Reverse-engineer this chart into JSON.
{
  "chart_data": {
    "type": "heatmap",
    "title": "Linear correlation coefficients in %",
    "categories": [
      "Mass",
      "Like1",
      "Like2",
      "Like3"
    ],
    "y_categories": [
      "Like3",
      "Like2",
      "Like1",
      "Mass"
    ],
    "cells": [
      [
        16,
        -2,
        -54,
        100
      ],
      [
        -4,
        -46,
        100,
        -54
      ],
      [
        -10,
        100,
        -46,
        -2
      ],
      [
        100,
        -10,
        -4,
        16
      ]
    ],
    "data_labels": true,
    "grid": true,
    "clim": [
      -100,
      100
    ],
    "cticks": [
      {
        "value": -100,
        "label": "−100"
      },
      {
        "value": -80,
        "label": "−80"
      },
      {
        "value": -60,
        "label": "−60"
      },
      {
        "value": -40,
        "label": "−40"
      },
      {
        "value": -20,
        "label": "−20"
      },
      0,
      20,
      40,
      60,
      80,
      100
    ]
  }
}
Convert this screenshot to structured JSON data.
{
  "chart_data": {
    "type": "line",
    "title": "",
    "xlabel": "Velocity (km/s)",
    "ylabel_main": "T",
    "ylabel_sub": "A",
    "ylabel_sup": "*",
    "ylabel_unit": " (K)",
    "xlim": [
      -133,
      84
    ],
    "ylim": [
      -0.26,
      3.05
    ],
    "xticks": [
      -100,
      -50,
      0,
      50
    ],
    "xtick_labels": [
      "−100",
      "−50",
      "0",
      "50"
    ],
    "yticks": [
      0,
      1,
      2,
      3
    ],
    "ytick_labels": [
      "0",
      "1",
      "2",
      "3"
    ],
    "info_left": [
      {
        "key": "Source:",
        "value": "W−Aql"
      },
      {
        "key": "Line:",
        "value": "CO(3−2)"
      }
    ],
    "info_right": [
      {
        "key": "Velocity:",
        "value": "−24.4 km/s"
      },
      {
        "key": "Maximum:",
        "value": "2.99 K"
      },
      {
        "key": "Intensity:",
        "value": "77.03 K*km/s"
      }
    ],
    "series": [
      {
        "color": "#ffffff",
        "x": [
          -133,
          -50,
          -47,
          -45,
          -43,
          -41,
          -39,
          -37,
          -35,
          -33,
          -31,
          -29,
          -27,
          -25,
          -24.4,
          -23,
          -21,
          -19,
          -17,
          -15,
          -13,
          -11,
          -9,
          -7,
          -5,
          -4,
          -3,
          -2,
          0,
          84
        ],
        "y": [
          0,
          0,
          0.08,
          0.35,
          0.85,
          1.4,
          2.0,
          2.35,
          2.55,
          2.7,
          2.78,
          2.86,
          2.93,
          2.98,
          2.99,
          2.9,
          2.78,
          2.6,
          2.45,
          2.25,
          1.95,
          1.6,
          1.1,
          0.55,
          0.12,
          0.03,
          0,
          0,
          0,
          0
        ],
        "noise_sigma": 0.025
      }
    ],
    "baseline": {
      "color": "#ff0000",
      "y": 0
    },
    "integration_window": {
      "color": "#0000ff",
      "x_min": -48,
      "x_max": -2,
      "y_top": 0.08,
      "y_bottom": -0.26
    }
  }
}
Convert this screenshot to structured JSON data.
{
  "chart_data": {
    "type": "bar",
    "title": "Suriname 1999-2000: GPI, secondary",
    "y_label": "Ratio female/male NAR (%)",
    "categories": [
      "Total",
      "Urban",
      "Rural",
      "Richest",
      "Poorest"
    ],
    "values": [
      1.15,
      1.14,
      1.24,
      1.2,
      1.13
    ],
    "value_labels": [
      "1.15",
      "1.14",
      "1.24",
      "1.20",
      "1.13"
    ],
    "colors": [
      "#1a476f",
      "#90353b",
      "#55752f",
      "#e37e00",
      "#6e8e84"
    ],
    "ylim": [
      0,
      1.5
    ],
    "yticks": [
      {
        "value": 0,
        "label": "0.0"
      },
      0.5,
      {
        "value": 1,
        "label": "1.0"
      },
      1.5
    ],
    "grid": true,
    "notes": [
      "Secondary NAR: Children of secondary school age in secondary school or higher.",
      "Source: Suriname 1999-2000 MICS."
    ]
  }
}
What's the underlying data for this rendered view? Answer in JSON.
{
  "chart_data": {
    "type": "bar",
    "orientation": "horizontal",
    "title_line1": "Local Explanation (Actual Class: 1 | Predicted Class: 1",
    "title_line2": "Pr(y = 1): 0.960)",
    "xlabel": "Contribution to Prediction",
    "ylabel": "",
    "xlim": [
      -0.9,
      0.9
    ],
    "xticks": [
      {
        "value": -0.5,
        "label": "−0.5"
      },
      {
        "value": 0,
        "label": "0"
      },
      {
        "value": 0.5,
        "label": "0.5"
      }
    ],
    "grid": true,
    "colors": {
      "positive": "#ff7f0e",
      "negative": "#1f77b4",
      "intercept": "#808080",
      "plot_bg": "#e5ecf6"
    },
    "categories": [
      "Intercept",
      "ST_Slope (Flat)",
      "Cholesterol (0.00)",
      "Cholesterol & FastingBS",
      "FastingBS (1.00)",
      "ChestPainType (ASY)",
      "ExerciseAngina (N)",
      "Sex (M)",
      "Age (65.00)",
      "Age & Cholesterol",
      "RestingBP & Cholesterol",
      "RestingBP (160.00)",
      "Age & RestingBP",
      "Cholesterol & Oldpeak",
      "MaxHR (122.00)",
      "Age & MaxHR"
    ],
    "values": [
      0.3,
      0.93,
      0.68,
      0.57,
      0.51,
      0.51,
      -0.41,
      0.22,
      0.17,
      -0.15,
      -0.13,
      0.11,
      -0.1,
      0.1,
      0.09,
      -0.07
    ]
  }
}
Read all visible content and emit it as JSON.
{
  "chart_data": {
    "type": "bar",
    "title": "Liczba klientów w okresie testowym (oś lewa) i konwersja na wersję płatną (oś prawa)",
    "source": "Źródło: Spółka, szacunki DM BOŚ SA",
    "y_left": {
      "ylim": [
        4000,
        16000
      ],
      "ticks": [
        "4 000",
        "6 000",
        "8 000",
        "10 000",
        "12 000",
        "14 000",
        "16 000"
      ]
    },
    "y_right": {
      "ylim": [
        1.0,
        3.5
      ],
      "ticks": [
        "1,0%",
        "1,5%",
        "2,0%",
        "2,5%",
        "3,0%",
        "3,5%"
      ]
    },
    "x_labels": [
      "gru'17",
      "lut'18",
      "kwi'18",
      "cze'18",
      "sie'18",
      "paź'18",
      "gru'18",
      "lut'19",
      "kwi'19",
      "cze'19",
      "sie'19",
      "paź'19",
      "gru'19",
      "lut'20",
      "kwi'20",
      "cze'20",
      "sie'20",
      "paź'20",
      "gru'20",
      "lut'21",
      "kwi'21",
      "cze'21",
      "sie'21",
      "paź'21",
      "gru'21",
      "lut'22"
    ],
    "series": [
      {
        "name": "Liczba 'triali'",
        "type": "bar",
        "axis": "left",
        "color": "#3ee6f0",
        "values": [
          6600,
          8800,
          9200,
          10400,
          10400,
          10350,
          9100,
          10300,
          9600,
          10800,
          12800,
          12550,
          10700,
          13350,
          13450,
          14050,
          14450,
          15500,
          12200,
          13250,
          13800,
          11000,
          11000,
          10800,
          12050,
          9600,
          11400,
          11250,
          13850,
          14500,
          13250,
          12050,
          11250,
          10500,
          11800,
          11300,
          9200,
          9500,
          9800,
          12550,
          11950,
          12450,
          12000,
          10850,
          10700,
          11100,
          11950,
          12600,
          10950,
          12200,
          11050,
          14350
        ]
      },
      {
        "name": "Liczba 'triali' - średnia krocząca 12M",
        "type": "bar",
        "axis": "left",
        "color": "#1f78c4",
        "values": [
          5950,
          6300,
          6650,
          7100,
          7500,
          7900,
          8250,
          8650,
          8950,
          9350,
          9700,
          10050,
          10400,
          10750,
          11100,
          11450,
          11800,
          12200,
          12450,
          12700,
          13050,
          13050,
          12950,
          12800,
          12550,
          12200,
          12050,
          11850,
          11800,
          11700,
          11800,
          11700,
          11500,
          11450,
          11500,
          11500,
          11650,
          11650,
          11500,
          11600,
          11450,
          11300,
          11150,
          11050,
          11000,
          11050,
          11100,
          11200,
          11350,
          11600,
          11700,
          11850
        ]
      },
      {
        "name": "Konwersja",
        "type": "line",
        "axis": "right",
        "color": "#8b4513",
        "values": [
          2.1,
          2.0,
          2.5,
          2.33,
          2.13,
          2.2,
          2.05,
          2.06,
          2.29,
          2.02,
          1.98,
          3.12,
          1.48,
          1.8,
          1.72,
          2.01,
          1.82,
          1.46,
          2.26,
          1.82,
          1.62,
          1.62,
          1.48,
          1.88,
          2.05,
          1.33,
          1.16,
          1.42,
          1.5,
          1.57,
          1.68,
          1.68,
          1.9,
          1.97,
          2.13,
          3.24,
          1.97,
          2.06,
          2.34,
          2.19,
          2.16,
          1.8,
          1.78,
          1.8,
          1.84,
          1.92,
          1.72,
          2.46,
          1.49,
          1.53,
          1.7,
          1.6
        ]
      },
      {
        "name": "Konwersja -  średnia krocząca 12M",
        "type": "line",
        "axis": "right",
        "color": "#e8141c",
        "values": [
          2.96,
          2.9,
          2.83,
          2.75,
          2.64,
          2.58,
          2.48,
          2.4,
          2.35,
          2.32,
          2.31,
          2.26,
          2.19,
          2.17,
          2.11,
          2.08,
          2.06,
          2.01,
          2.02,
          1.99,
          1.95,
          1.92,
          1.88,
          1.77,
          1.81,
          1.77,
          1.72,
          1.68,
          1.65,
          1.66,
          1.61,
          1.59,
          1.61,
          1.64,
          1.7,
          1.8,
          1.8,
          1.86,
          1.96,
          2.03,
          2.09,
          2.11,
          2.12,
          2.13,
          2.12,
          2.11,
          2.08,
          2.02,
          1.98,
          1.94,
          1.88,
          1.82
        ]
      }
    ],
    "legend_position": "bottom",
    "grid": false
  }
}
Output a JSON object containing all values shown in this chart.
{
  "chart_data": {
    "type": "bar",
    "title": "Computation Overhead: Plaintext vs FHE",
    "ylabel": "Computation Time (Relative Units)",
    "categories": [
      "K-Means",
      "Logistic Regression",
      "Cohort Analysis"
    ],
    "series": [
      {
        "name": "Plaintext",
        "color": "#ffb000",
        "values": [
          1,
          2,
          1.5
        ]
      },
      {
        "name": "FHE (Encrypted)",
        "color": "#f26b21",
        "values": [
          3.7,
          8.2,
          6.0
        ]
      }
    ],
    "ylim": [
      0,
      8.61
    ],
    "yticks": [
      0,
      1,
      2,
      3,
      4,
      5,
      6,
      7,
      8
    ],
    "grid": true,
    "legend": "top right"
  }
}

■ Requirement ■
Look above for the line containing "Output a JSON"; copy from it through the last line, exactly, and nothing more.

■ Response to the task ■
Output a JSON object containing all values shown in this chart.
{
  "chart_data": {
    "type": "bar",
    "title": "Computation Overhead: Plaintext vs FHE",
    "ylabel": "Computation Time (Relative Units)",
    "categories": [
      "K-Means",
      "Logistic Regression",
      "Cohort Analysis"
    ],
    "series": [
      {
        "name": "Plaintext",
        "color": "#ffb000",
        "values": [
          1,
          2,
          1.5
        ]
      },
      {
        "name": "FHE (Encrypted)",
        "color": "#f26b21",
        "values": [
          3.7,
          8.2,
          6.0
        ]
      }
    ],
    "ylim": [
      0,
      8.61
    ],
    "yticks": [
      0,
      1,
      2,
      3,
      4,
      5,
      6,
      7,
      8
    ],
    "grid": true,
    "legend": "top right"
  }
}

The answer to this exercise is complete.